### SET OF TASKS
[1] From the opinion piece on Gadna, copy out the passage from "I beg to differ." to "promoter of violent institutions." word for word.
[2] Write the next part of the opinion piece defending Gadna for American teens, picking up after its last sentence.

### EXCERPTED PASSAGE
........
In defense of 15-year-olds shooting M-16s
More and more frequently, I am confronted with alarming examples of the growing chasm between Israeli Jews and American Jews. Sometimes it is the Israeli misperception of American Jewish life that rankles me. On other occasions, I am dumbfounded by the lack of understanding of Israeli realities and sensibilities on the part of American Jews.
I would put an opinion piece by Joshua Bloom, director of Israel Programs for Rabbis for Human Rights North America published recently in the Huffington Post into the latter category. In his article, Blum criticizes Gadna experiences for North American teens visiting Israel. Gadna (an acronym for g’dudei noar ivri) is the Israel Defense Forces pre-military program for pre-army age teens. Gadna is staffed by IDF soldiers, and a minimum weeklong Gadna stint has, in recent years, become a typical component (sometimes optional, sometimes mandatory) of many youth group Israel adventures.
Bloom seems to think that there is no justifiable reason for a week of Gadna on these trips. For him, American Jewish youth learning about life in the army, visiting different kinds of military bases, engaging in physical challenges, learning orienteering and survival skills, getting briefed on IDF history and training to shoot a weapon amount to “the promotion of violent institutions.”
I beg to differ. I personally did Gadna for three summers in a row when I was a teenager back in the mid 1980s, well before it was a common thing to do. And I didn’t just do one-week stints — I toughed it out for six weeks at a time. Those 18 weeks were probably the most formative ones of my life. Looking back nearly 30 years later, I can say unequivocally that I emerged from those summers not only more physically fit, but also a different, more aware person. And let me assure you, I did not turn out to be a promoter of violent institutions.
I gained a clearer understanding of the importance of the IDF. By getting to know the army through Gadna, I developed a deep respect and admiration for it as an institution. At that same time, I managed not to get brainwashed in the way Blum seems to fear, in that, while I support the IDF, I can still take peaceful stands and take issue with certain questionable military policies or deplorable acts by individual soldiers.
........
### GIVEN DATA
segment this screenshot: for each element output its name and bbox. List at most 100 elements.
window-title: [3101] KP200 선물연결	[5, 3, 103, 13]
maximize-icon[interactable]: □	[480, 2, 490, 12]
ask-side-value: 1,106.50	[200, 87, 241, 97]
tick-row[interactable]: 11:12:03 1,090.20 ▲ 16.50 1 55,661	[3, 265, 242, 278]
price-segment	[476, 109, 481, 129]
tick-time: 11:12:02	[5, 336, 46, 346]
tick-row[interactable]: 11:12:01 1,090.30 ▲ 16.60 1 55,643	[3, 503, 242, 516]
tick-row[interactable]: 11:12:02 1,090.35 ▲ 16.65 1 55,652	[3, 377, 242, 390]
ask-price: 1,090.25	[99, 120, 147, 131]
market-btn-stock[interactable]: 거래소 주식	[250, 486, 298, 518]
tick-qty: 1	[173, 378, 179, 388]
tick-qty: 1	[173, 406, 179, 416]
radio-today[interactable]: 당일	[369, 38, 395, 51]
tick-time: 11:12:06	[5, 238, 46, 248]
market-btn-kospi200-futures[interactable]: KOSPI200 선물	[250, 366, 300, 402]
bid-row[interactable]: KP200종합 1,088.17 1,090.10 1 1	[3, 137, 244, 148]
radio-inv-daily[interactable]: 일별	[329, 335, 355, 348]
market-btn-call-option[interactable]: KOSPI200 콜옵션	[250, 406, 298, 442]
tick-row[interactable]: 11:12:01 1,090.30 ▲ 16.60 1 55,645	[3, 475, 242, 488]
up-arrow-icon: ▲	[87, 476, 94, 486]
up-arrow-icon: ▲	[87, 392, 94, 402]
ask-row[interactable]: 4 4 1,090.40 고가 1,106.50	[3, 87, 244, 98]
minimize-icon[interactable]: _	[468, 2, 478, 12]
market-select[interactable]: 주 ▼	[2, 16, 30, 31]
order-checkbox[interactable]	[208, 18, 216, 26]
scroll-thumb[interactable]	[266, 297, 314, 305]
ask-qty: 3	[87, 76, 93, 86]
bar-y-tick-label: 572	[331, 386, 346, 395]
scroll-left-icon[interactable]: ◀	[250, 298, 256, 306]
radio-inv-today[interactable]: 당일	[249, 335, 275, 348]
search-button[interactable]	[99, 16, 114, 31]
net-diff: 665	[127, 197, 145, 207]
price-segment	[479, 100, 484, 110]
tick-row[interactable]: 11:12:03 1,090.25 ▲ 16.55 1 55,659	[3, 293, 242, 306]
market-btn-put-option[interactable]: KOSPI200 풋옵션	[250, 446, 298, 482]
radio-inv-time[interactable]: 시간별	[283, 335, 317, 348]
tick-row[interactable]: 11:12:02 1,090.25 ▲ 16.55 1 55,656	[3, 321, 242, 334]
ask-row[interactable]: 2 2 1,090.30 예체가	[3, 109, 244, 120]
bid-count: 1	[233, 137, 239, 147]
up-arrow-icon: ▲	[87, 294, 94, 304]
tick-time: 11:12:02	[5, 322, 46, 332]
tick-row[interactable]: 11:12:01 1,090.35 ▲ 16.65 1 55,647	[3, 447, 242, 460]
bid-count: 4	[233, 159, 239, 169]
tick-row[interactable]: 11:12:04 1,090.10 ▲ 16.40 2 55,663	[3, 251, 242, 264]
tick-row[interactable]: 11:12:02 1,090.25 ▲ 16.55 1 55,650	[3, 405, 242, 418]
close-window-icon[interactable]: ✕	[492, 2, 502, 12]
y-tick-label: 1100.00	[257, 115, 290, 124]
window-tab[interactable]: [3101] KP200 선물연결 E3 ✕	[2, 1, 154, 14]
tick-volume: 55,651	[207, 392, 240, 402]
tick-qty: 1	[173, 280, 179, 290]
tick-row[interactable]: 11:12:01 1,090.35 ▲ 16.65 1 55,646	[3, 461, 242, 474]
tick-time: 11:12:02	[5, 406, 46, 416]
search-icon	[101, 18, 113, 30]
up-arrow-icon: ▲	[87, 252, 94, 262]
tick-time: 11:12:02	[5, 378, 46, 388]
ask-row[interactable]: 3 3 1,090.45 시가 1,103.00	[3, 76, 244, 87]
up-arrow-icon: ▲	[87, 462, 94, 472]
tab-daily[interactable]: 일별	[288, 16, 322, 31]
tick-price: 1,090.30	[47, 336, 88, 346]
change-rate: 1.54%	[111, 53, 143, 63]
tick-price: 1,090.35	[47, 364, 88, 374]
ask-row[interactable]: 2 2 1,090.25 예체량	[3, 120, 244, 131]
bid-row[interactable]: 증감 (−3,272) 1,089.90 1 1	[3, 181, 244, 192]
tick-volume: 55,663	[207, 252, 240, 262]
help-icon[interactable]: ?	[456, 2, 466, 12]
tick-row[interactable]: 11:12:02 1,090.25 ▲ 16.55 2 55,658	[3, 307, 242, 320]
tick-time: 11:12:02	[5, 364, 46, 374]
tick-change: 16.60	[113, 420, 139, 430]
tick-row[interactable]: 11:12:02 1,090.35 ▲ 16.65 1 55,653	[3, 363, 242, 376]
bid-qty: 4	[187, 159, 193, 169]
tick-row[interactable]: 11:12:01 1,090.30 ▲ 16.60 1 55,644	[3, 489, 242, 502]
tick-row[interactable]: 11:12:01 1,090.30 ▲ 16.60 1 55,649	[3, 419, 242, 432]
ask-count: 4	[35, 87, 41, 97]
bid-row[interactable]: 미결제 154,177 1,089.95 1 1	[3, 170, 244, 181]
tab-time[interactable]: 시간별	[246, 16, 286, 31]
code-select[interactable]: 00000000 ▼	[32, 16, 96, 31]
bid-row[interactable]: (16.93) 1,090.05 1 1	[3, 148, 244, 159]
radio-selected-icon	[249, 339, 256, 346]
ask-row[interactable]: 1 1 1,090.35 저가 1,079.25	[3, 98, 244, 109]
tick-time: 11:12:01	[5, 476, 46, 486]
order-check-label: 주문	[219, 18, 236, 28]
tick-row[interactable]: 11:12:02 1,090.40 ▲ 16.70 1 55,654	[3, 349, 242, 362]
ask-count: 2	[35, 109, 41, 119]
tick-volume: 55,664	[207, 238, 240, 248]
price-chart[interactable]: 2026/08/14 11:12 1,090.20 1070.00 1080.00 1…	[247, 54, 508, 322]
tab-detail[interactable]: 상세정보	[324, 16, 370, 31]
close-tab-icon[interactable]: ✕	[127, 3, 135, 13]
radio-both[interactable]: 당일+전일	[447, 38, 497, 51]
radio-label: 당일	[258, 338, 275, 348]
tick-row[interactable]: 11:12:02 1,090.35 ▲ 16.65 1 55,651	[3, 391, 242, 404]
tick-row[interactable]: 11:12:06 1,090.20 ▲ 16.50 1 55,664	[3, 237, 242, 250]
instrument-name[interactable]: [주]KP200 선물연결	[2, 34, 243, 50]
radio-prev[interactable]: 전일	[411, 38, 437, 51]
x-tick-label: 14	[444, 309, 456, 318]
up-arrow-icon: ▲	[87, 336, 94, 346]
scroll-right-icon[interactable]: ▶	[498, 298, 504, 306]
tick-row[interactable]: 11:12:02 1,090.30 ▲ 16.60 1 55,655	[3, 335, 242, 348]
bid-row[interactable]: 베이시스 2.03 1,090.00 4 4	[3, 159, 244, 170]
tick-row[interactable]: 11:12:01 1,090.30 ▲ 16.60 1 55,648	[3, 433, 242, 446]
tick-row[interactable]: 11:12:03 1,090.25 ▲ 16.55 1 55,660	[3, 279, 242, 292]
........
### RESPONSES FOR EACH TASK
[1]
I beg to differ. I personally did Gadna for three summers in a row when I was a teenager back in the mid 1980s, well before it was a common thing to do. And I didn’t just do one-week stints — I toughed it out for six weeks at a time. Those 18 weeks were probably the most formative ones of my life. Looking back nearly 30 years later, I can say unequivocally that I emerged from those summers not only more physically fit, but also a different, more aware person. And let me assure you, I did not turn out to be a promoter of violent institutions.

[2]
Equally important, Gadna gave me insights into Israeli society that I would never have gained otherwise. Being 24/7 with Israeli teens — both as my fellow chanichim (course participants) and as my madrichim (soldier counselors) — gave me a better idea of what it is like to grow up Israeli (which includes knowing that you will one day have to serve in the army) than could any other experience. Not to mention that having orders barked at me at 5 in the morning really improved my Hebrew language abilities.
I learned about the Israeli (Jewish) society and psyche not from lectures, but by spending time with my fellow Gadna-niks. I observed how Aviva, a tough and proud officer and the only girl in a large, poor Moroccan immigrant family living in Dimona, approached her army service as a ticket out of the working class. I got to know Eitan, who was assigned to the noncombat Gadna corps for his military service because he was an only child, his father having died in the Six Day War while Eitan’s mother was pregnant. I became best buddies with Rachel, a slightly wacky firebrand. She taught me the fine points of relieving oneself in the field, and I saved her more than once from getting dangerously lost in the desert by reading topographical maps for her. We are still close today.
Finally, Blum suggests that “putting M-16s in the hands of 15-year-olds, glorifying violence, and playing war games minimizes the real consequences and suffering associated with combat.” I can tell you from firsthand experience that nothing will teach you to have a true appreciation for the destruction that can be done with an M-16 better than being made to handle one. I had to practice performing safety checks on my gun so many times that I could probably still do one in my sleep.
Feeling the painful kickback as you shoot a real semiautomatic weapon is nothing like pressing a button on a video game controller. Seeing your bullet rip through a practice target is a real wakeup call you can’t get from playing “Call of Duty,” which I would argue is far more of a glorifier of violence.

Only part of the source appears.